INSTRUCTION. All the data should come back exactly as it was given.

DATA EXCERPTS.
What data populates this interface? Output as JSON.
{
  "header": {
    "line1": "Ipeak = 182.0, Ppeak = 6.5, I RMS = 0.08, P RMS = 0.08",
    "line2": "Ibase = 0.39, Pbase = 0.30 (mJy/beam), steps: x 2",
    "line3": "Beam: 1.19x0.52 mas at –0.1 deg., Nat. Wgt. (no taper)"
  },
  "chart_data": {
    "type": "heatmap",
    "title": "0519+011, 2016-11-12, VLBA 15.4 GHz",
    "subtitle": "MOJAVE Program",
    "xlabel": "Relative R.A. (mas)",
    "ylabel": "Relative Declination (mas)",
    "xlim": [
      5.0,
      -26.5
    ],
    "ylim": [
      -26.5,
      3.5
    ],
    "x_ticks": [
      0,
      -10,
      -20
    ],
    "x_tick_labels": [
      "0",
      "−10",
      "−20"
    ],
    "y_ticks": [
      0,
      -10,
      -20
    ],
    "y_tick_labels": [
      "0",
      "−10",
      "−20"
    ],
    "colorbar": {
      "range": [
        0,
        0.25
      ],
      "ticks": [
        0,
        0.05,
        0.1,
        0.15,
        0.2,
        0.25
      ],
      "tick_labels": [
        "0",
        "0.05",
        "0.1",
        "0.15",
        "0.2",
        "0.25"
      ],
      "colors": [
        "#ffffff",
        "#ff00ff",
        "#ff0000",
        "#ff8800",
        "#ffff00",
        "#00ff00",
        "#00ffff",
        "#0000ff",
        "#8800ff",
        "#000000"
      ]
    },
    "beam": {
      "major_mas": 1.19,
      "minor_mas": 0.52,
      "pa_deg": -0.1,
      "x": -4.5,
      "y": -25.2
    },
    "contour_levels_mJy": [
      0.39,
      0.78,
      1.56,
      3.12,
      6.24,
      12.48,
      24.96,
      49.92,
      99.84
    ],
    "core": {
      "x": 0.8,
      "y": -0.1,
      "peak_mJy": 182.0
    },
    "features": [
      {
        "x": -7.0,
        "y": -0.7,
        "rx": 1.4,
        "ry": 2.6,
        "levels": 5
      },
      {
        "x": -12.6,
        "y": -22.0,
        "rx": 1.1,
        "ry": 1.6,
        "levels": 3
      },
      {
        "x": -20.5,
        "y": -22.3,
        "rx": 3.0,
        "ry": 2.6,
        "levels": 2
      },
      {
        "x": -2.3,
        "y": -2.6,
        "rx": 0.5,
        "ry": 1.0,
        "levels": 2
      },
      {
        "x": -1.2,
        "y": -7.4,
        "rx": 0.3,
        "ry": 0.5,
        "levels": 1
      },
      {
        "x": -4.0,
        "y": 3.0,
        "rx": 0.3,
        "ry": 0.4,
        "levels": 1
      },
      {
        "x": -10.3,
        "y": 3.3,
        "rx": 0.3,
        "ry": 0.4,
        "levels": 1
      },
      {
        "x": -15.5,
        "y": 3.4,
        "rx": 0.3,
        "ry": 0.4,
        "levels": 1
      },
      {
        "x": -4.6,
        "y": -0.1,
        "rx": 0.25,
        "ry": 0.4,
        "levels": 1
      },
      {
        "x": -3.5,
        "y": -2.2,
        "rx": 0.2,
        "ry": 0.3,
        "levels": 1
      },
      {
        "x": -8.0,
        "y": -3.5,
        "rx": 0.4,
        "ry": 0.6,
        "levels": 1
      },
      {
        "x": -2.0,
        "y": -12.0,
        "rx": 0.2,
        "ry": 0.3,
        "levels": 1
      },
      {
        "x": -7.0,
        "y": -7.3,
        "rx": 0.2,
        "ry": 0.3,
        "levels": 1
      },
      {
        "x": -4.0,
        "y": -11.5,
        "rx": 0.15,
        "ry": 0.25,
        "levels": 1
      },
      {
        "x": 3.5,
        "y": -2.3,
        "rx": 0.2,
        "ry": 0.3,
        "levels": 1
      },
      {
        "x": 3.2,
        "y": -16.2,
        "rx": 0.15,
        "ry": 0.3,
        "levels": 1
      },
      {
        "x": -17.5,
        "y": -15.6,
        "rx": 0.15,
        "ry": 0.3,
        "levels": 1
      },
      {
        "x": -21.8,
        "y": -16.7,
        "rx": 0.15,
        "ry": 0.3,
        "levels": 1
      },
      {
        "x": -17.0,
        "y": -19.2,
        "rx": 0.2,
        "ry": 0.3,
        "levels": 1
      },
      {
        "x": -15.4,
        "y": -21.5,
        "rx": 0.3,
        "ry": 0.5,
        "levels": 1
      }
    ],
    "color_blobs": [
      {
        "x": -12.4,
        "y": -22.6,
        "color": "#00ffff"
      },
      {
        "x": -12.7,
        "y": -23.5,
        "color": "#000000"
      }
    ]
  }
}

COMPLETE RESPONSE.
What data populates this interface? Output as JSON.
{
  "header": {
    "line1": "Ipeak = 182.0, Ppeak = 6.5, I RMS = 0.08, P RMS = 0.08",
    "line2": "Ibase = 0.39, Pbase = 0.30 (mJy/beam), steps: x 2",
    "line3": "Beam: 1.19x0.52 mas at –0.1 deg., Nat. Wgt. (no taper)"
  },
  "chart_data": {
    "type": "heatmap",
    "title": "0519+011, 2016-11-12, VLBA 15.4 GHz",
    "subtitle": "MOJAVE Program",
    "xlabel": "Relative R.A. (mas)",
    "ylabel": "Relative Declination (mas)",
    "xlim": [
      5.0,
      -26.5
    ],
    "ylim": [
      -26.5,
      3.5
    ],
    "x_ticks": [
      0,
      -10,
      -20
    ],
    "x_tick_labels": [
      "0",
      "−10",
      "−20"
    ],
    "y_ticks": [
      0,
      -10,
      -20
    ],
    "y_tick_labels": [
      "0",
      "−10",
      "−20"
    ],
    "colorbar": {
      "range": [
        0,
        0.25
      ],
      "ticks": [
        0,
        0.05,
        0.1,
        0.15,
        0.2,
        0.25
      ],
      "tick_labels": [
        "0",
        "0.05",
        "0.1",
        "0.15",
        "0.2",
        "0.25"
      ],
      "colors": [
        "#ffffff",
        "#ff00ff",
        "#ff0000",
        "#ff8800",
        "#ffff00",
        "#00ff00",
        "#00ffff",
        "#0000ff",
        "#8800ff",
        "#000000"
      ]
    },
    "beam": {
      "major_mas": 1.19,
      "minor_mas": 0.52,
      "pa_deg": -0.1,
      "x": -4.5,
      "y": -25.2
    },
    "contour_levels_mJy": [
      0.39,
      0.78,
      1.56,
      3.12,
      6.24,
      12.48,
      24.96,
      49.92,
      99.84
    ],
    "core": {
      "x": 0.8,
      "y": -0.1,
      "peak_mJy": 182.0
    },
    "features": [
      {
        "x": -7.0,
        "y": -0.7,
        "rx": 1.4,
        "ry": 2.6,
        "levels": 5
      },
      {
        "x": -12.6,
        "y": -22.0,
        "rx": 1.1,
        "ry": 1.6,
        "levels": 3
      },
      {
        "x": -20.5,
        "y": -22.3,
        "rx": 3.0,
        "ry": 2.6,
        "levels": 2
      },
      {
        "x": -2.3,
        "y": -2.6,
        "rx": 0.5,
        "ry": 1.0,
        "levels": 2
      },
      {
        "x": -1.2,
        "y": -7.4,
        "rx": 0.3,
        "ry": 0.5,
        "levels": 1
      },
      {
        "x": -4.0,
        "y": 3.0,
        "rx": 0.3,
        "ry": 0.4,
        "levels": 1
      },
      {
        "x": -10.3,
        "y": 3.3,
        "rx": 0.3,
        "ry": 0.4,
        "levels": 1
      },
      {
        "x": -15.5,
        "y": 3.4,
        "rx": 0.3,
        "ry": 0.4,
        "levels": 1
      },
      {
        "x": -4.6,
        "y": -0.1,
        "rx": 0.25,
        "ry": 0.4,
        "levels": 1
      },
      {
        "x": -3.5,
        "y": -2.2,
        "rx": 0.2,
        "ry": 0.3,
        "levels": 1
      },
      {
        "x": -8.0,
        "y": -3.5,
        "rx": 0.4,
        "ry": 0.6,
        "levels": 1
      },
      {
        "x": -2.0,
        "y": -12.0,
        "rx": 0.2,
        "ry": 0.3,
        "levels": 1
      },
      {
        "x": -7.0,
        "y": -7.3,
        "rx": 0.2,
        "ry": 0.3,
        "levels": 1
      },
      {
        "x": -4.0,
        "y": -11.5,
        "rx": 0.15,
        "ry": 0.25,
        "levels": 1
      },
      {
        "x": 3.5,
        "y": -2.3,
        "rx": 0.2,
        "ry": 0.3,
        "levels": 1
      },
      {
        "x": 3.2,
        "y": -16.2,
        "rx": 0.15,
        "ry": 0.3,
        "levels": 1
      },
      {
        "x": -17.5,
        "y": -15.6,
        "rx": 0.15,
        "ry": 0.3,
        "levels": 1
      },
      {
        "x": -21.8,
        "y": -16.7,
        "rx": 0.15,
        "ry": 0.3,
        "levels": 1
      },
      {
        "x": -17.0,
        "y": -19.2,
        "rx": 0.2,
        "ry": 0.3,
        "levels": 1
      },
      {
        "x": -15.4,
        "y": -21.5,
        "rx": 0.3,
        "ry": 0.5,
        "levels": 1
      }
    ],
    "color_blobs": [
      {
        "x": -12.4,
        "y": -22.6,
        "color": "#00ffff"
      },
      {
        "x": -12.7,
        "y": -23.5,
        "color": "#000000"
      }
    ]
  }
}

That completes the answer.